Here are some records; copy every line that holds the word "this".

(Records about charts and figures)
## Begin

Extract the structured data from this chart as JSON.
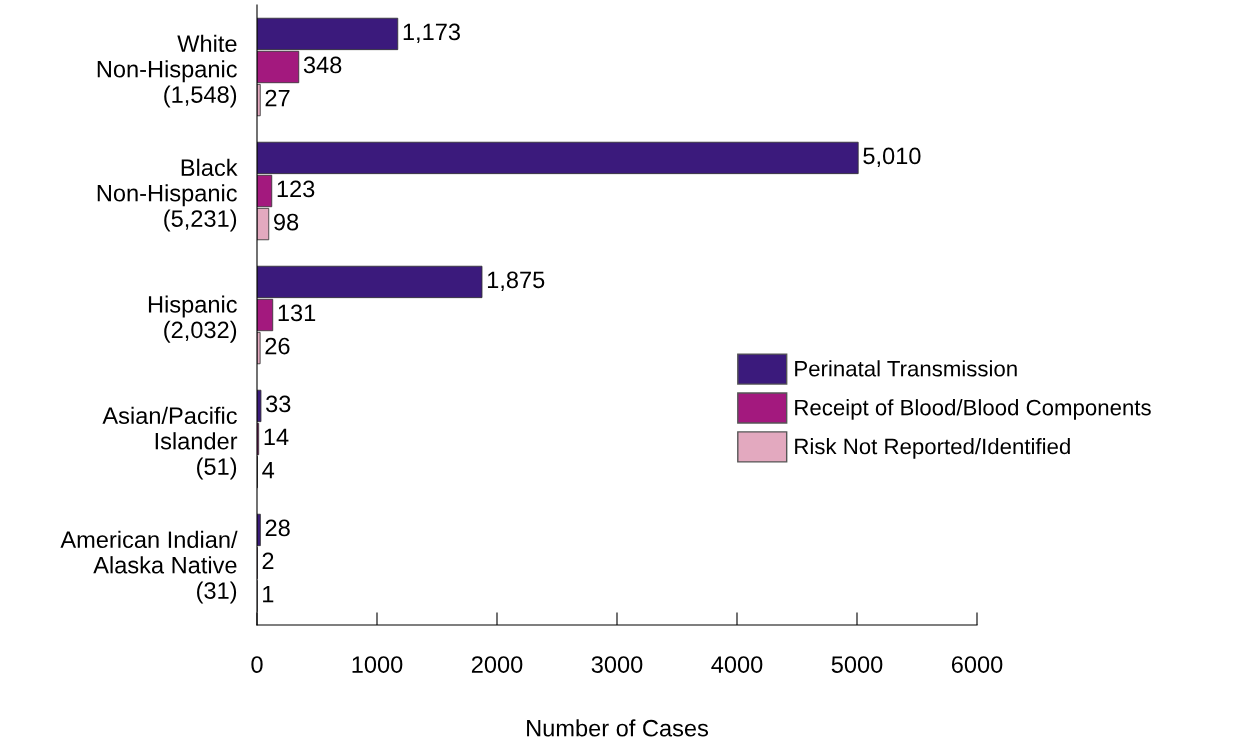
{
  "chart_data": {
    "type": "bar",
    "orientation": "horizontal",
    "categories": [
      "White\nNon-Hispanic\n(1,548)",
      "Black\nNon-Hispanic\n(5,231)",
      "Hispanic\n(2,032)",
      "Asian/Pacific\nIslander\n(51)",
      "American Indian/\nAlaska Native\n(31)"
    ],
    "series": [
      {
        "name": "Perinatal Transmission",
        "color": "#3b1a7c",
        "values": [
          1173,
          5010,
          1875,
          33,
          28
        ],
        "value_labels": [
          "1,173",
          "5,010",
          "1,875",
          "33",
          "28"
        ]
      },
      {
        "name": "Receipt of Blood/Blood Components",
        "color": "#a3197e",
        "values": [
          348,
          123,
          131,
          14,
          2
        ],
        "value_labels": [
          "348",
          "123",
          "131",
          "14",
          "2"
        ]
      },
      {
        "name": "Risk Not Reported/Identified",
        "color": "#e3a9bf",
        "values": [
          27,
          98,
          26,
          4,
          1
        ],
        "value_labels": [
          "27",
          "98",
          "26",
          "4",
          "1"
        ]
      }
    ],
    "xlabel": "Number of Cases",
    "xlim": [
      0,
      6000
    ],
    "xticks": [
      0,
      1000,
      2000,
      3000,
      4000,
      5000,
      6000
    ],
    "legend": "right",
    "grid": false
  }
}
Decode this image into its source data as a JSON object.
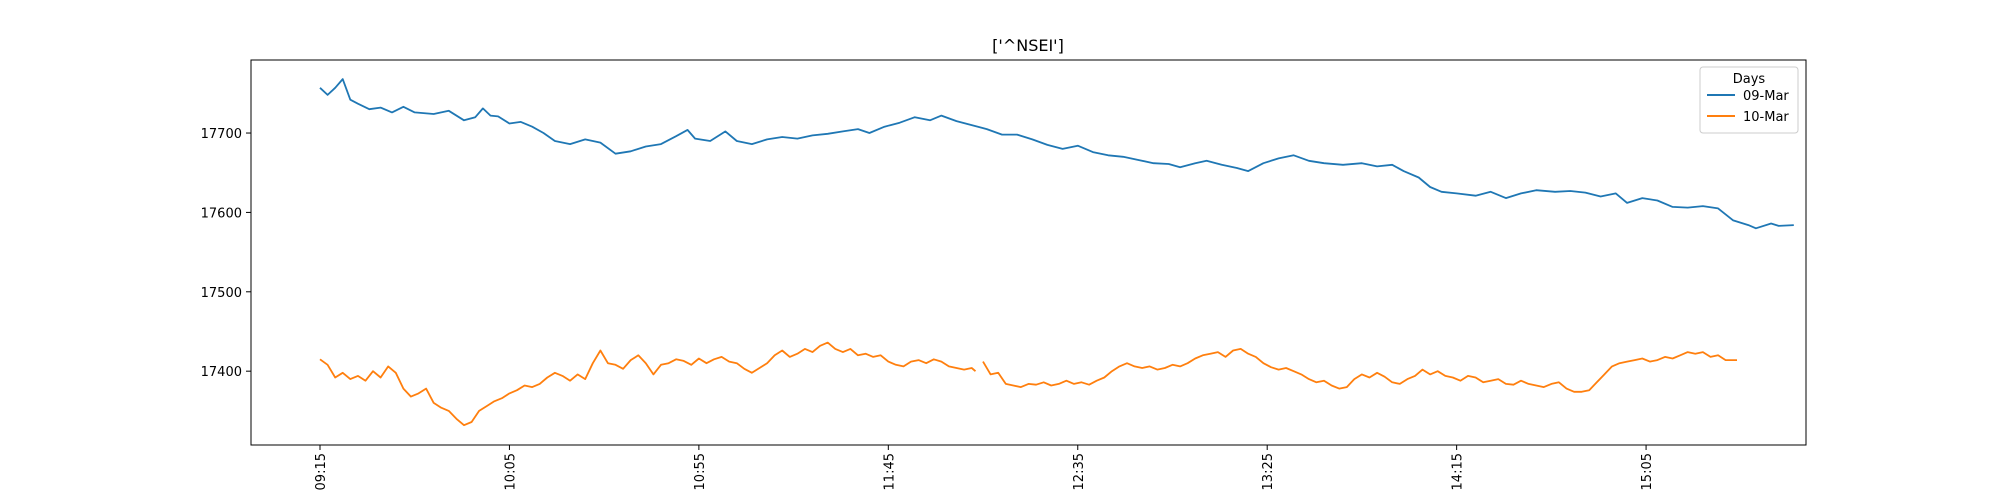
{
  "chart_data": {
    "type": "line",
    "title": "['^NSEI']",
    "xlabel": "",
    "ylabel": "",
    "x_ticks": [
      "09:15",
      "10:05",
      "10:55",
      "11:45",
      "12:35",
      "13:25",
      "14:15",
      "15:05"
    ],
    "x_range": [
      "09:15",
      "15:29"
    ],
    "y_ticks": [
      17400,
      17500,
      17600,
      17700
    ],
    "ylim": [
      17307,
      17792
    ],
    "grid": false,
    "legend": {
      "title": "Days",
      "placement": "top-right"
    },
    "series": [
      {
        "name": "09-Mar",
        "color": "#1f77b4",
        "points": [
          [
            "09:15",
            17757
          ],
          [
            "09:17",
            17748
          ],
          [
            "09:19",
            17757
          ],
          [
            "09:21",
            17768
          ],
          [
            "09:23",
            17742
          ],
          [
            "09:25",
            17737
          ],
          [
            "09:28",
            17730
          ],
          [
            "09:31",
            17732
          ],
          [
            "09:34",
            17726
          ],
          [
            "09:37",
            17733
          ],
          [
            "09:40",
            17726
          ],
          [
            "09:45",
            17724
          ],
          [
            "09:49",
            17728
          ],
          [
            "09:53",
            17716
          ],
          [
            "09:56",
            17720
          ],
          [
            "09:58",
            17731
          ],
          [
            "10:00",
            17722
          ],
          [
            "10:02",
            17721
          ],
          [
            "10:05",
            17712
          ],
          [
            "10:08",
            17714
          ],
          [
            "10:11",
            17708
          ],
          [
            "10:14",
            17700
          ],
          [
            "10:17",
            17690
          ],
          [
            "10:21",
            17686
          ],
          [
            "10:25",
            17692
          ],
          [
            "10:29",
            17688
          ],
          [
            "10:33",
            17674
          ],
          [
            "10:37",
            17677
          ],
          [
            "10:41",
            17683
          ],
          [
            "10:45",
            17686
          ],
          [
            "10:49",
            17696
          ],
          [
            "10:52",
            17704
          ],
          [
            "10:54",
            17693
          ],
          [
            "10:58",
            17690
          ],
          [
            "11:02",
            17702
          ],
          [
            "11:05",
            17690
          ],
          [
            "11:09",
            17686
          ],
          [
            "11:13",
            17692
          ],
          [
            "11:17",
            17695
          ],
          [
            "11:21",
            17693
          ],
          [
            "11:25",
            17697
          ],
          [
            "11:29",
            17699
          ],
          [
            "11:33",
            17702
          ],
          [
            "11:37",
            17705
          ],
          [
            "11:40",
            17700
          ],
          [
            "11:44",
            17708
          ],
          [
            "11:48",
            17713
          ],
          [
            "11:52",
            17720
          ],
          [
            "11:56",
            17716
          ],
          [
            "11:59",
            17722
          ],
          [
            "12:03",
            17715
          ],
          [
            "12:07",
            17710
          ],
          [
            "12:11",
            17705
          ],
          [
            "12:15",
            17698
          ],
          [
            "12:19",
            17698
          ],
          [
            "12:23",
            17692
          ],
          [
            "12:27",
            17685
          ],
          [
            "12:31",
            17680
          ],
          [
            "12:35",
            17684
          ],
          [
            "12:39",
            17676
          ],
          [
            "12:43",
            17672
          ],
          [
            "12:47",
            17670
          ],
          [
            "12:51",
            17666
          ],
          [
            "12:55",
            17662
          ],
          [
            "12:59",
            17661
          ],
          [
            "13:02",
            17657
          ],
          [
            "13:06",
            17662
          ],
          [
            "13:09",
            17665
          ],
          [
            "13:13",
            17660
          ],
          [
            "13:17",
            17656
          ],
          [
            "13:20",
            17652
          ],
          [
            "13:24",
            17662
          ],
          [
            "13:28",
            17668
          ],
          [
            "13:32",
            17672
          ],
          [
            "13:36",
            17665
          ],
          [
            "13:40",
            17662
          ],
          [
            "13:45",
            17660
          ],
          [
            "13:50",
            17662
          ],
          [
            "13:54",
            17658
          ],
          [
            "13:58",
            17660
          ],
          [
            "14:01",
            17652
          ],
          [
            "14:05",
            17644
          ],
          [
            "14:08",
            17632
          ],
          [
            "14:11",
            17626
          ],
          [
            "14:15",
            17624
          ],
          [
            "14:20",
            17621
          ],
          [
            "14:24",
            17626
          ],
          [
            "14:28",
            17618
          ],
          [
            "14:32",
            17624
          ],
          [
            "14:36",
            17628
          ],
          [
            "14:41",
            17626
          ],
          [
            "14:45",
            17627
          ],
          [
            "14:49",
            17625
          ],
          [
            "14:53",
            17620
          ],
          [
            "14:57",
            17624
          ],
          [
            "15:00",
            17612
          ],
          [
            "15:04",
            17618
          ],
          [
            "15:08",
            17615
          ],
          [
            "15:12",
            17607
          ],
          [
            "15:16",
            17606
          ],
          [
            "15:20",
            17608
          ],
          [
            "15:24",
            17605
          ],
          [
            "15:28",
            17590
          ],
          [
            "15:32",
            17584
          ],
          [
            "15:34",
            17580
          ],
          [
            "15:38",
            17586
          ],
          [
            "15:40",
            17583
          ],
          [
            "15:44",
            17584
          ]
        ]
      },
      {
        "name": "10-Mar",
        "color": "#ff7f0e",
        "points": [
          [
            "09:15",
            17415
          ],
          [
            "09:17",
            17408
          ],
          [
            "09:19",
            17392
          ],
          [
            "09:21",
            17398
          ],
          [
            "09:23",
            17390
          ],
          [
            "09:25",
            17394
          ],
          [
            "09:27",
            17388
          ],
          [
            "09:29",
            17400
          ],
          [
            "09:31",
            17392
          ],
          [
            "09:33",
            17406
          ],
          [
            "09:35",
            17398
          ],
          [
            "09:37",
            17378
          ],
          [
            "09:39",
            17368
          ],
          [
            "09:41",
            17372
          ],
          [
            "09:43",
            17378
          ],
          [
            "09:45",
            17360
          ],
          [
            "09:47",
            17354
          ],
          [
            "09:49",
            17350
          ],
          [
            "09:51",
            17340
          ],
          [
            "09:53",
            17332
          ],
          [
            "09:55",
            17336
          ],
          [
            "09:57",
            17350
          ],
          [
            "09:59",
            17356
          ],
          [
            "10:01",
            17362
          ],
          [
            "10:03",
            17366
          ],
          [
            "10:05",
            17372
          ],
          [
            "10:07",
            17376
          ],
          [
            "10:09",
            17382
          ],
          [
            "10:11",
            17380
          ],
          [
            "10:13",
            17384
          ],
          [
            "10:15",
            17392
          ],
          [
            "10:17",
            17398
          ],
          [
            "10:19",
            17394
          ],
          [
            "10:21",
            17388
          ],
          [
            "10:23",
            17396
          ],
          [
            "10:25",
            17390
          ],
          [
            "10:27",
            17410
          ],
          [
            "10:29",
            17426
          ],
          [
            "10:31",
            17410
          ],
          [
            "10:33",
            17408
          ],
          [
            "10:35",
            17403
          ],
          [
            "10:37",
            17414
          ],
          [
            "10:39",
            17420
          ],
          [
            "10:41",
            17410
          ],
          [
            "10:43",
            17396
          ],
          [
            "10:45",
            17408
          ],
          [
            "10:47",
            17410
          ],
          [
            "10:49",
            17415
          ],
          [
            "10:51",
            17413
          ],
          [
            "10:53",
            17408
          ],
          [
            "10:55",
            17416
          ],
          [
            "10:57",
            17410
          ],
          [
            "10:59",
            17415
          ],
          [
            "11:01",
            17418
          ],
          [
            "11:03",
            17412
          ],
          [
            "11:05",
            17410
          ],
          [
            "11:07",
            17403
          ],
          [
            "11:09",
            17398
          ],
          [
            "11:11",
            17404
          ],
          [
            "11:13",
            17410
          ],
          [
            "11:15",
            17420
          ],
          [
            "11:17",
            17426
          ],
          [
            "11:19",
            17418
          ],
          [
            "11:21",
            17422
          ],
          [
            "11:23",
            17428
          ],
          [
            "11:25",
            17424
          ],
          [
            "11:27",
            17432
          ],
          [
            "11:29",
            17436
          ],
          [
            "11:31",
            17428
          ],
          [
            "11:33",
            17424
          ],
          [
            "11:35",
            17428
          ],
          [
            "11:37",
            17420
          ],
          [
            "11:39",
            17422
          ],
          [
            "11:41",
            17418
          ],
          [
            "11:43",
            17420
          ],
          [
            "11:45",
            17412
          ],
          [
            "11:47",
            17408
          ],
          [
            "11:49",
            17406
          ],
          [
            "11:51",
            17412
          ],
          [
            "11:53",
            17414
          ],
          [
            "11:55",
            17410
          ],
          [
            "11:57",
            17415
          ],
          [
            "11:59",
            17412
          ],
          [
            "12:01",
            17406
          ],
          [
            "12:03",
            17404
          ],
          [
            "12:05",
            17402
          ],
          [
            "12:07",
            17404
          ],
          [
            "12:08",
            17400
          ],
          null,
          [
            "12:10",
            17412
          ],
          [
            "12:12",
            17396
          ],
          [
            "12:14",
            17398
          ],
          [
            "12:16",
            17384
          ],
          [
            "12:18",
            17382
          ],
          [
            "12:20",
            17380
          ],
          [
            "12:22",
            17384
          ],
          [
            "12:24",
            17383
          ],
          [
            "12:26",
            17386
          ],
          [
            "12:28",
            17382
          ],
          [
            "12:30",
            17384
          ],
          [
            "12:32",
            17388
          ],
          [
            "12:34",
            17384
          ],
          [
            "12:36",
            17386
          ],
          [
            "12:38",
            17383
          ],
          [
            "12:40",
            17388
          ],
          [
            "12:42",
            17392
          ],
          [
            "12:44",
            17400
          ],
          [
            "12:46",
            17406
          ],
          [
            "12:48",
            17410
          ],
          [
            "12:50",
            17406
          ],
          [
            "12:52",
            17404
          ],
          [
            "12:54",
            17406
          ],
          [
            "12:56",
            17402
          ],
          [
            "12:58",
            17404
          ],
          [
            "13:00",
            17408
          ],
          [
            "13:02",
            17406
          ],
          [
            "13:04",
            17410
          ],
          [
            "13:06",
            17416
          ],
          [
            "13:08",
            17420
          ],
          [
            "13:10",
            17422
          ],
          [
            "13:12",
            17424
          ],
          [
            "13:14",
            17418
          ],
          [
            "13:16",
            17426
          ],
          [
            "13:18",
            17428
          ],
          [
            "13:20",
            17422
          ],
          [
            "13:22",
            17418
          ],
          [
            "13:24",
            17410
          ],
          [
            "13:26",
            17405
          ],
          [
            "13:28",
            17402
          ],
          [
            "13:30",
            17404
          ],
          [
            "13:32",
            17400
          ],
          [
            "13:34",
            17396
          ],
          [
            "13:36",
            17390
          ],
          [
            "13:38",
            17386
          ],
          [
            "13:40",
            17388
          ],
          [
            "13:42",
            17382
          ],
          [
            "13:44",
            17378
          ],
          [
            "13:46",
            17380
          ],
          [
            "13:48",
            17390
          ],
          [
            "13:50",
            17396
          ],
          [
            "13:52",
            17392
          ],
          [
            "13:54",
            17398
          ],
          [
            "13:56",
            17393
          ],
          [
            "13:58",
            17386
          ],
          [
            "14:00",
            17384
          ],
          [
            "14:02",
            17390
          ],
          [
            "14:04",
            17394
          ],
          [
            "14:06",
            17402
          ],
          [
            "14:08",
            17396
          ],
          [
            "14:10",
            17400
          ],
          [
            "14:12",
            17394
          ],
          [
            "14:14",
            17392
          ],
          [
            "14:16",
            17388
          ],
          [
            "14:18",
            17394
          ],
          [
            "14:20",
            17392
          ],
          [
            "14:22",
            17386
          ],
          [
            "14:24",
            17388
          ],
          [
            "14:26",
            17390
          ],
          [
            "14:28",
            17384
          ],
          [
            "14:30",
            17383
          ],
          [
            "14:32",
            17388
          ],
          [
            "14:34",
            17384
          ],
          [
            "14:36",
            17382
          ],
          [
            "14:38",
            17380
          ],
          [
            "14:40",
            17384
          ],
          [
            "14:42",
            17386
          ],
          [
            "14:44",
            17378
          ],
          [
            "14:46",
            17374
          ],
          [
            "14:48",
            17374
          ],
          [
            "14:50",
            17376
          ],
          [
            "14:52",
            17386
          ],
          [
            "14:54",
            17396
          ],
          [
            "14:56",
            17406
          ],
          [
            "14:58",
            17410
          ],
          [
            "15:00",
            17412
          ],
          [
            "15:02",
            17414
          ],
          [
            "15:04",
            17416
          ],
          [
            "15:06",
            17412
          ],
          [
            "15:08",
            17414
          ],
          [
            "15:10",
            17418
          ],
          [
            "15:12",
            17416
          ],
          [
            "15:14",
            17420
          ],
          [
            "15:16",
            17424
          ],
          [
            "15:18",
            17422
          ],
          [
            "15:20",
            17424
          ],
          [
            "15:22",
            17418
          ],
          [
            "15:24",
            17420
          ],
          [
            "15:26",
            17414
          ],
          [
            "15:29",
            17414
          ]
        ]
      }
    ]
  }
}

## End

§ Right answer
Extract the structured data from this chart as JSON.
Decode this image into its source data as a JSON object.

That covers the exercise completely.